» WORK TO BE COMPLETED:
Send back all the data below, exactly as given.

» STORED ROWS:
++++++++
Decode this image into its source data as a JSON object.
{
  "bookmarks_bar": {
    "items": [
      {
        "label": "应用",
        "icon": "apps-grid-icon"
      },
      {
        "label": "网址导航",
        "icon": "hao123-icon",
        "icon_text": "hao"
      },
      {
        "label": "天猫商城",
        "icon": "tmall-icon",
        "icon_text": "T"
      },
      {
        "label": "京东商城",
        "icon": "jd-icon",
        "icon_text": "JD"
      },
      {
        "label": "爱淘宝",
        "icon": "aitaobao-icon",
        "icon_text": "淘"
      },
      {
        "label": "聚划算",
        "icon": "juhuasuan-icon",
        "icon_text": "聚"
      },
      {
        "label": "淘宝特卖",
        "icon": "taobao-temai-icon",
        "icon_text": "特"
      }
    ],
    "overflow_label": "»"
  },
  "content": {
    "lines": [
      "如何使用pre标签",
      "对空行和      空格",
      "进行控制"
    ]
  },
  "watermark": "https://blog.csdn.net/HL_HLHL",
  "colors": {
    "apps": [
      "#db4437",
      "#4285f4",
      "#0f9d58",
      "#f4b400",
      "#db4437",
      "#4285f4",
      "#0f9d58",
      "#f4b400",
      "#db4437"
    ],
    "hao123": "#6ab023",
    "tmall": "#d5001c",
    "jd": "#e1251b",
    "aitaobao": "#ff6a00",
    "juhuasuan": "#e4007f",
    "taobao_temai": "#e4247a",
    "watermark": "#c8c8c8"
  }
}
++++++++
» ANSWER TO THE TASK:
Decode this image into its source data as a JSON object.
{
  "bookmarks_bar": {
    "items": [
      {
        "label": "应用",
        "icon": "apps-grid-icon"
      },
      {
        "label": "网址导航",
        "icon": "hao123-icon",
        "icon_text": "hao"
      },
      {
        "label": "天猫商城",
        "icon": "tmall-icon",
        "icon_text": "T"
      },
      {
        "label": "京东商城",
        "icon": "jd-icon",
        "icon_text": "JD"
      },
      {
        "label": "爱淘宝",
        "icon": "aitaobao-icon",
        "icon_text": "淘"
      },
      {
        "label": "聚划算",
        "icon": "juhuasuan-icon",
        "icon_text": "聚"
      },
      {
        "label": "淘宝特卖",
        "icon": "taobao-temai-icon",
        "icon_text": "特"
      }
    ],
    "overflow_label": "»"
  },
  "content": {
    "lines": [
      "如何使用pre标签",
      "对空行和      空格",
      "进行控制"
    ]
  },
  "watermark": "https://blog.csdn.net/HL_HLHL",
  "colors": {
    "apps": [
      "#db4437",
      "#4285f4",
      "#0f9d58",
      "#f4b400",
      "#db4437",
      "#4285f4",
      "#0f9d58",
      "#f4b400",
      "#db4437"
    ],
    "hao123": "#6ab023",
    "tmall": "#d5001c",
    "jd": "#e1251b",
    "aitaobao": "#ff6a00",
    "juhuasuan": "#e4007f",
    "taobao_temai": "#e4247a",
    "watermark": "#c8c8c8"
  }
}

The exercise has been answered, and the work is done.